Task objective = Extract each line where the string "Design" shows up.

______

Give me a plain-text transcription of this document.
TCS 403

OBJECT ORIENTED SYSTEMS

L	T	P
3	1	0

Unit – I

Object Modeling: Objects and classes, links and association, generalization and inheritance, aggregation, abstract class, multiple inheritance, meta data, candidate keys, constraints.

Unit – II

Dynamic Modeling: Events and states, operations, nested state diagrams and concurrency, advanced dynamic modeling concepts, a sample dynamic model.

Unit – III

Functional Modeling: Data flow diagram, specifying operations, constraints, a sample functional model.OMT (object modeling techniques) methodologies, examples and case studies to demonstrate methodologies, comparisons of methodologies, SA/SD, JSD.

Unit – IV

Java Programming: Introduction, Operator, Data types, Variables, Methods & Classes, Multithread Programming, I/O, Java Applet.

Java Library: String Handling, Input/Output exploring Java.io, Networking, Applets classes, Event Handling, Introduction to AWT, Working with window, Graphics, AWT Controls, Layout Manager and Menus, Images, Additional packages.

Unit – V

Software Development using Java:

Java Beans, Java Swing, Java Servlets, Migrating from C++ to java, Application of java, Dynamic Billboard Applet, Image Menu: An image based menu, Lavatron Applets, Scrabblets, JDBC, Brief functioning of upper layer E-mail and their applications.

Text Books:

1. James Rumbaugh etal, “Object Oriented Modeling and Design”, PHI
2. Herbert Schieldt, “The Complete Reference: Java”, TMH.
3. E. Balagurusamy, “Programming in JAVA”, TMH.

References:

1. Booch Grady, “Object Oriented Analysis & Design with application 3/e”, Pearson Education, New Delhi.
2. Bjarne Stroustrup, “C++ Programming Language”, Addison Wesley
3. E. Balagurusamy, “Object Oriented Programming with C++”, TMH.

______

Solution for this task =
1. James Rumbaugh etal, “Object Oriented Modeling and Design”, PHI
1. Booch Grady, “Object Oriented Analysis & Design with application 3/e”, Pearson Education, New Delhi.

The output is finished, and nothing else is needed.